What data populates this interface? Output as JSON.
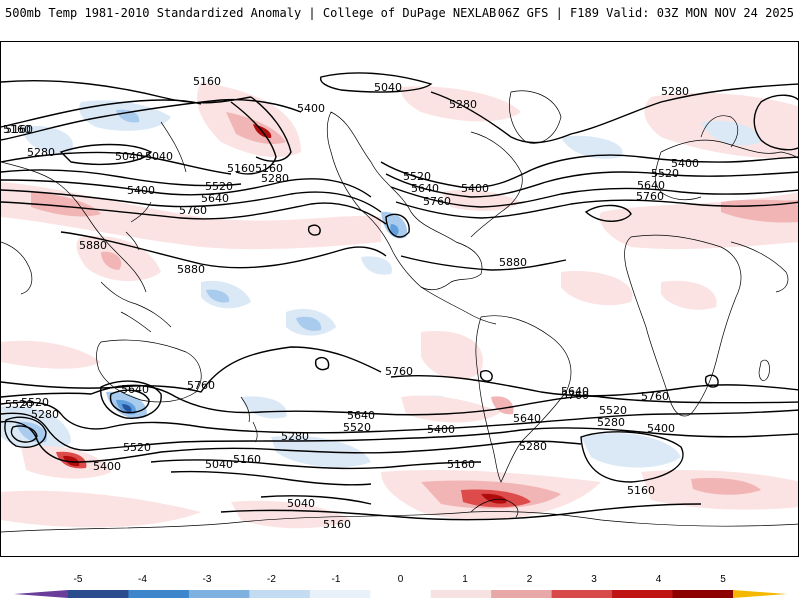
{
  "header": {
    "title_left": "500mb Temp 1981-2010 Standardized Anomaly | College of DuPage NEXLAB",
    "title_right": "06Z GFS | F189 Valid: 03Z MON NOV 24 2025"
  },
  "colorbar": {
    "ticks": [
      "-5",
      "-4",
      "-3",
      "-2",
      "-1",
      "0",
      "1",
      "2",
      "3",
      "4",
      "5"
    ],
    "colors": [
      "#6a3d9a",
      "#2b4c8c",
      "#3d86cc",
      "#7fb2e0",
      "#c3dcf2",
      "#e8f1fa",
      "#ffffff",
      "#f7e2e2",
      "#e8a8a8",
      "#d84a4a",
      "#c01414",
      "#8c0000",
      "#f5b800"
    ]
  },
  "colors": {
    "anom_neg_1": "#dbe9f7",
    "anom_neg_2": "#a9cbee",
    "anom_neg_3": "#5f9fde",
    "anom_neg_4": "#26549e",
    "anom_pos_1": "#fbe3e3",
    "anom_pos_2": "#f2b5b5",
    "anom_pos_3": "#dd4b4b",
    "anom_pos_4": "#b00c0c",
    "contour": "#000000",
    "coastline": "#000000"
  },
  "contour_labels": [
    "5160",
    "5040",
    "5280",
    "5160",
    "5040",
    "5160",
    "5400",
    "5280",
    "5520",
    "5640",
    "5760",
    "5280",
    "5040",
    "5160",
    "5400",
    "5520",
    "5640",
    "5760",
    "5880",
    "5520",
    "5640",
    "5400",
    "5760",
    "5880",
    "5280",
    "5400",
    "5520",
    "5640",
    "5760",
    "5520",
    "5280",
    "5640",
    "5760",
    "5520",
    "5400",
    "5040",
    "5160",
    "5640",
    "5520",
    "5400",
    "5280",
    "5160",
    "5040",
    "5160",
    "5760",
    "5640",
    "5760",
    "5520",
    "5280",
    "5400",
    "5160",
    "5280",
    "5160",
    "5880"
  ]
}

*What to produce*
Leave the pictures out, and transcribe each of the records exactly.

*The reply*
What data populates this interface? Output as JSON.
{
  "header": {
    "title_left": "500mb Temp 1981-2010 Standardized Anomaly | College of DuPage NEXLAB",
    "title_right": "06Z GFS | F189 Valid: 03Z MON NOV 24 2025"
  },
  "colorbar": {
    "ticks": [
      "-5",
      "-4",
      "-3",
      "-2",
      "-1",
      "0",
      "1",
      "2",
      "3",
      "4",
      "5"
    ],
    "colors": [
      "#6a3d9a",
      "#2b4c8c",
      "#3d86cc",
      "#7fb2e0",
      "#c3dcf2",
      "#e8f1fa",
      "#ffffff",
      "#f7e2e2",
      "#e8a8a8",
      "#d84a4a",
      "#c01414",
      "#8c0000",
      "#f5b800"
    ]
  },
  "colors": {
    "anom_neg_1": "#dbe9f7",
    "anom_neg_2": "#a9cbee",
    "anom_neg_3": "#5f9fde",
    "anom_neg_4": "#26549e",
    "anom_pos_1": "#fbe3e3",
    "anom_pos_2": "#f2b5b5",
    "anom_pos_3": "#dd4b4b",
    "anom_pos_4": "#b00c0c",
    "contour": "#000000",
    "coastline": "#000000"
  },
  "contour_labels": [
    "5160",
    "5040",
    "5280",
    "5160",
    "5040",
    "5160",
    "5400",
    "5280",
    "5520",
    "5640",
    "5760",
    "5280",
    "5040",
    "5160",
    "5400",
    "5520",
    "5640",
    "5760",
    "5880",
    "5520",
    "5640",
    "5400",
    "5760",
    "5880",
    "5280",
    "5400",
    "5520",
    "5640",
    "5760",
    "5520",
    "5280",
    "5640",
    "5760",
    "5520",
    "5400",
    "5040",
    "5160",
    "5640",
    "5520",
    "5400",
    "5280",
    "5160",
    "5040",
    "5160",
    "5760",
    "5640",
    "5760",
    "5520",
    "5280",
    "5400",
    "5160",
    "5280",
    "5160",
    "5880"
  ]
}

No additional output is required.